Problem requirements » Would you transcribe the whole listing exactly, minus its pictures?

· · · · ·

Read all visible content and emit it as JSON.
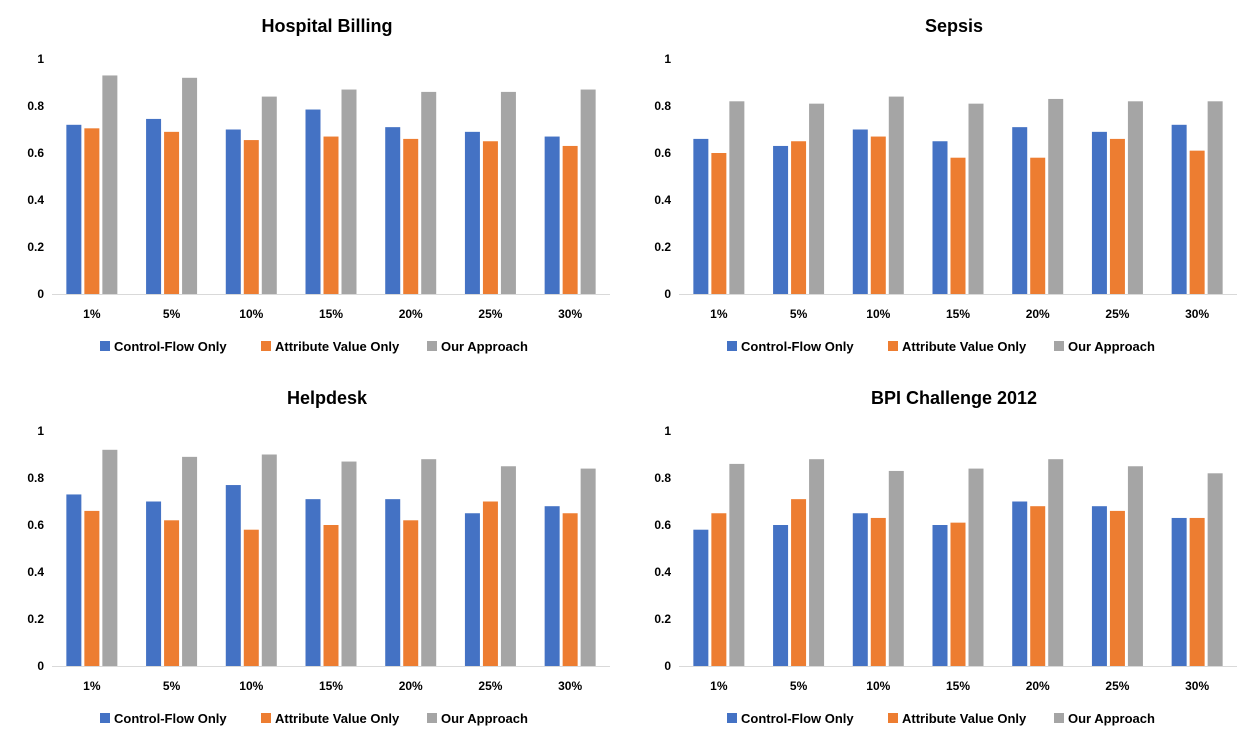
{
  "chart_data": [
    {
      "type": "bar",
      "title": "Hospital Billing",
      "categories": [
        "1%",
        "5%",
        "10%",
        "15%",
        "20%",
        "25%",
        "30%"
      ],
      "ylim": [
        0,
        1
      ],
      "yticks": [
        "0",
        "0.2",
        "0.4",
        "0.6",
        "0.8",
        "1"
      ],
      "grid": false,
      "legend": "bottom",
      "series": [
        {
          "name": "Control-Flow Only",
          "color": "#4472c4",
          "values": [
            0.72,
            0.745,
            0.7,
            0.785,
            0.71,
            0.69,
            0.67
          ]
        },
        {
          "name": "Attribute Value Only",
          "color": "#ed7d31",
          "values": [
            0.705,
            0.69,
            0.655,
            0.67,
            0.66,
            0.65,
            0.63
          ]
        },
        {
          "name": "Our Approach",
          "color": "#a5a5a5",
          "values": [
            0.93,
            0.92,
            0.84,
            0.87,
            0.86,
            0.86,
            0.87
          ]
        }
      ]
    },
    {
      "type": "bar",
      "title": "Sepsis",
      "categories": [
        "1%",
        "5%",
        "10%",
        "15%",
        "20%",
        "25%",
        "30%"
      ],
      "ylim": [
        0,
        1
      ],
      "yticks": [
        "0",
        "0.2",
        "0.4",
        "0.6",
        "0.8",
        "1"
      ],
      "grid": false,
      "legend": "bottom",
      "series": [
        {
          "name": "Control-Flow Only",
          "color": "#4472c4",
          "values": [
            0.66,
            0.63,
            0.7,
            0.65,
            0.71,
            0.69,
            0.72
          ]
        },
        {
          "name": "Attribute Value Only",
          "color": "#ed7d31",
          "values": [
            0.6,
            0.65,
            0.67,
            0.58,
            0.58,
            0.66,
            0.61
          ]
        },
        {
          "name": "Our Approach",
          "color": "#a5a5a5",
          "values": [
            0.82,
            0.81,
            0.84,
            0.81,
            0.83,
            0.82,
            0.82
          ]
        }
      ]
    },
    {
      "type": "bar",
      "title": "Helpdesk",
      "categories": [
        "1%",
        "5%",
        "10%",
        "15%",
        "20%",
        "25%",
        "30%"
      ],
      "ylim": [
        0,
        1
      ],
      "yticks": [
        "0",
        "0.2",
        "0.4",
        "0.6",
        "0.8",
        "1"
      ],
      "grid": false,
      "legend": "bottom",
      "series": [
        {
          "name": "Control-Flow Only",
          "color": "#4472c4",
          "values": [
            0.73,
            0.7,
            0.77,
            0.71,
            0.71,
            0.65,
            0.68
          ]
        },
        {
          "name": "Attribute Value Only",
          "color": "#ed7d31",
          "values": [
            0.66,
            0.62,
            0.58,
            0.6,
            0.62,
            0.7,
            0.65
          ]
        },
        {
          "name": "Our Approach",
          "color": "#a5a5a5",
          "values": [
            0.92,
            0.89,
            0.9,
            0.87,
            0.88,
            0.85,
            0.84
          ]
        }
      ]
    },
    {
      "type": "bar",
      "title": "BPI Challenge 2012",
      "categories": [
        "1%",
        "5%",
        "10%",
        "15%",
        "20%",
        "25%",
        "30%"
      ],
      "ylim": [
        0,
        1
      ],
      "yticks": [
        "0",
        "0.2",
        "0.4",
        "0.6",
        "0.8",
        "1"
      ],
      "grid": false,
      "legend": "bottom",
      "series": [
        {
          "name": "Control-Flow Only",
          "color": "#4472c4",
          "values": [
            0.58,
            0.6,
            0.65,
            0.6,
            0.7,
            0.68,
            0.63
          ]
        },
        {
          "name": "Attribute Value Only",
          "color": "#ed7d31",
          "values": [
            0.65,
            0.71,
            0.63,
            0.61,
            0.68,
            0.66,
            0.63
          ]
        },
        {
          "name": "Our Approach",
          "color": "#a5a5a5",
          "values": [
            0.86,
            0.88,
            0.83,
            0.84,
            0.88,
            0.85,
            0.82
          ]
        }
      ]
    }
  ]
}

· · · · ·

The output »
Read all visible content and emit it as JSON.
{
  "chart_data": [
    {
      "type": "bar",
      "title": "Hospital Billing",
      "categories": [
        "1%",
        "5%",
        "10%",
        "15%",
        "20%",
        "25%",
        "30%"
      ],
      "ylim": [
        0,
        1
      ],
      "yticks": [
        "0",
        "0.2",
        "0.4",
        "0.6",
        "0.8",
        "1"
      ],
      "grid": false,
      "legend": "bottom",
      "series": [
        {
          "name": "Control-Flow Only",
          "color": "#4472c4",
          "values": [
            0.72,
            0.745,
            0.7,
            0.785,
            0.71,
            0.69,
            0.67
          ]
        },
        {
          "name": "Attribute Value Only",
          "color": "#ed7d31",
          "values": [
            0.705,
            0.69,
            0.655,
            0.67,
            0.66,
            0.65,
            0.63
          ]
        },
        {
          "name": "Our Approach",
          "color": "#a5a5a5",
          "values": [
            0.93,
            0.92,
            0.84,
            0.87,
            0.86,
            0.86,
            0.87
          ]
        }
      ]
    },
    {
      "type": "bar",
      "title": "Sepsis",
      "categories": [
        "1%",
        "5%",
        "10%",
        "15%",
        "20%",
        "25%",
        "30%"
      ],
      "ylim": [
        0,
        1
      ],
      "yticks": [
        "0",
        "0.2",
        "0.4",
        "0.6",
        "0.8",
        "1"
      ],
      "grid": false,
      "legend": "bottom",
      "series": [
        {
          "name": "Control-Flow Only",
          "color": "#4472c4",
          "values": [
            0.66,
            0.63,
            0.7,
            0.65,
            0.71,
            0.69,
            0.72
          ]
        },
        {
          "name": "Attribute Value Only",
          "color": "#ed7d31",
          "values": [
            0.6,
            0.65,
            0.67,
            0.58,
            0.58,
            0.66,
            0.61
          ]
        },
        {
          "name": "Our Approach",
          "color": "#a5a5a5",
          "values": [
            0.82,
            0.81,
            0.84,
            0.81,
            0.83,
            0.82,
            0.82
          ]
        }
      ]
    },
    {
      "type": "bar",
      "title": "Helpdesk",
      "categories": [
        "1%",
        "5%",
        "10%",
        "15%",
        "20%",
        "25%",
        "30%"
      ],
      "ylim": [
        0,
        1
      ],
      "yticks": [
        "0",
        "0.2",
        "0.4",
        "0.6",
        "0.8",
        "1"
      ],
      "grid": false,
      "legend": "bottom",
      "series": [
        {
          "name": "Control-Flow Only",
          "color": "#4472c4",
          "values": [
            0.73,
            0.7,
            0.77,
            0.71,
            0.71,
            0.65,
            0.68
          ]
        },
        {
          "name": "Attribute Value Only",
          "color": "#ed7d31",
          "values": [
            0.66,
            0.62,
            0.58,
            0.6,
            0.62,
            0.7,
            0.65
          ]
        },
        {
          "name": "Our Approach",
          "color": "#a5a5a5",
          "values": [
            0.92,
            0.89,
            0.9,
            0.87,
            0.88,
            0.85,
            0.84
          ]
        }
      ]
    },
    {
      "type": "bar",
      "title": "BPI Challenge 2012",
      "categories": [
        "1%",
        "5%",
        "10%",
        "15%",
        "20%",
        "25%",
        "30%"
      ],
      "ylim": [
        0,
        1
      ],
      "yticks": [
        "0",
        "0.2",
        "0.4",
        "0.6",
        "0.8",
        "1"
      ],
      "grid": false,
      "legend": "bottom",
      "series": [
        {
          "name": "Control-Flow Only",
          "color": "#4472c4",
          "values": [
            0.58,
            0.6,
            0.65,
            0.6,
            0.7,
            0.68,
            0.63
          ]
        },
        {
          "name": "Attribute Value Only",
          "color": "#ed7d31",
          "values": [
            0.65,
            0.71,
            0.63,
            0.61,
            0.68,
            0.66,
            0.63
          ]
        },
        {
          "name": "Our Approach",
          "color": "#a5a5a5",
          "values": [
            0.86,
            0.88,
            0.83,
            0.84,
            0.88,
            0.85,
            0.82
          ]
        }
      ]
    }
  ]
}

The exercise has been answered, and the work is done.